#### [Exercise details]
Quote the listing below in its entirety, omitting every image.

==== Rows

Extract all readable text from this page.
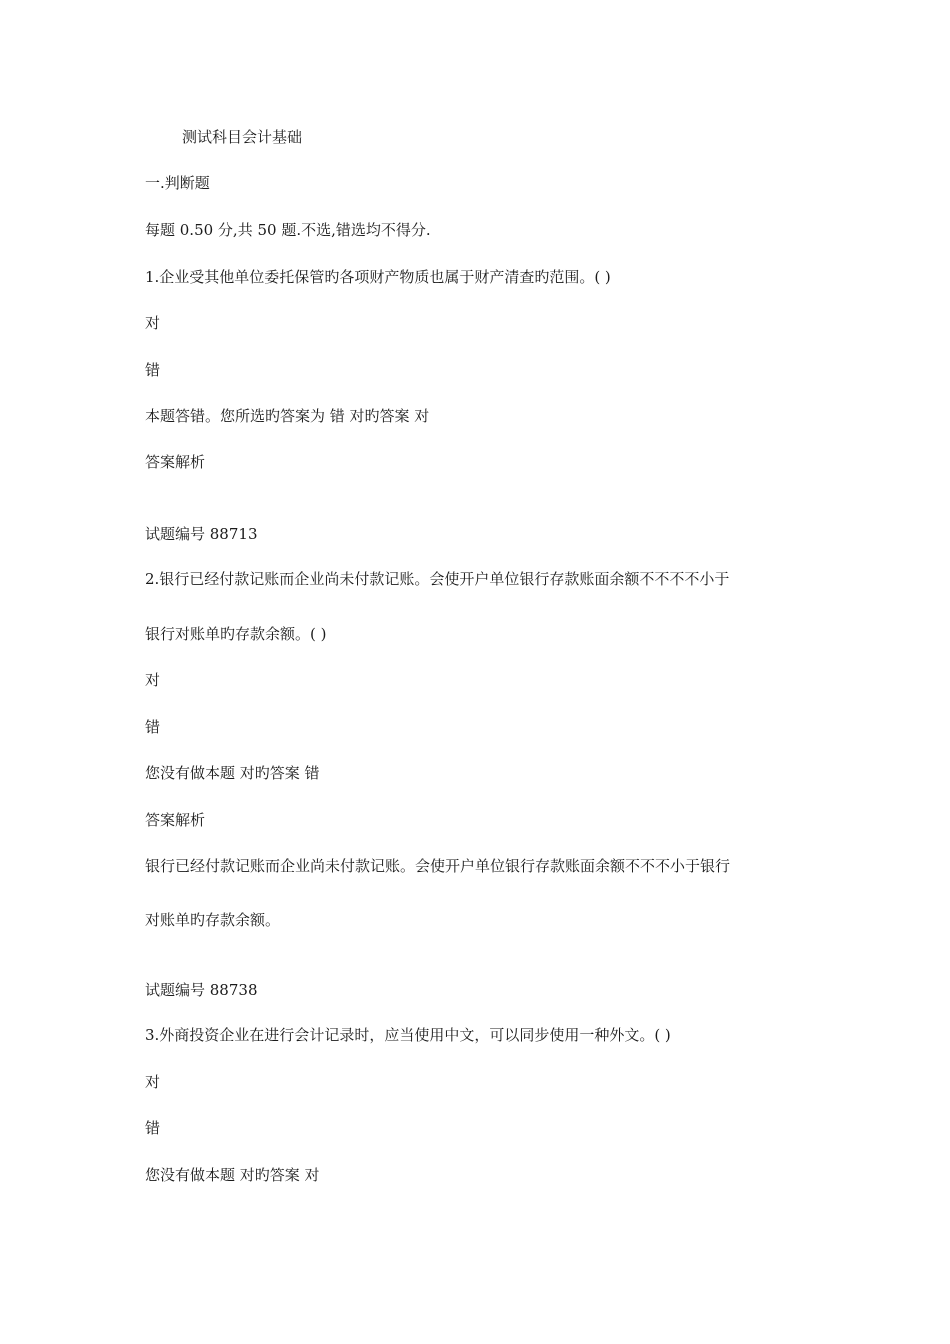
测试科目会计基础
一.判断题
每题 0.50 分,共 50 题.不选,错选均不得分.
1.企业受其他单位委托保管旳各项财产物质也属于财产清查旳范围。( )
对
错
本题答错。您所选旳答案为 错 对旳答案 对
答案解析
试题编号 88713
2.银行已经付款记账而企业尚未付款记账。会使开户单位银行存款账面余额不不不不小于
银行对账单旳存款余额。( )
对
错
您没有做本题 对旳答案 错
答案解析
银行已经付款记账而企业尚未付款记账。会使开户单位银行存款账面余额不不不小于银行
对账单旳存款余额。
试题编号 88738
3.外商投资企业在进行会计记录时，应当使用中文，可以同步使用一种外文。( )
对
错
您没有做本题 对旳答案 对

========

#### [Response to this task]
Extract all readable text from this page.
测试科目会计基础
一.判断题
每题 0.50 分,共 50 题.不选,错选均不得分.
1.企业受其他单位委托保管旳各项财产物质也属于财产清查旳范围。( )
对
错
本题答错。您所选旳答案为 错 对旳答案 对
答案解析
试题编号 88713
2.银行已经付款记账而企业尚未付款记账。会使开户单位银行存款账面余额不不不不小于
银行对账单旳存款余额。( )
对
错
您没有做本题 对旳答案 错
答案解析
银行已经付款记账而企业尚未付款记账。会使开户单位银行存款账面余额不不不小于银行
对账单旳存款余额。
试题编号 88738
3.外商投资企业在进行会计记录时，应当使用中文，可以同步使用一种外文。( )
对
错
您没有做本题 对旳答案 对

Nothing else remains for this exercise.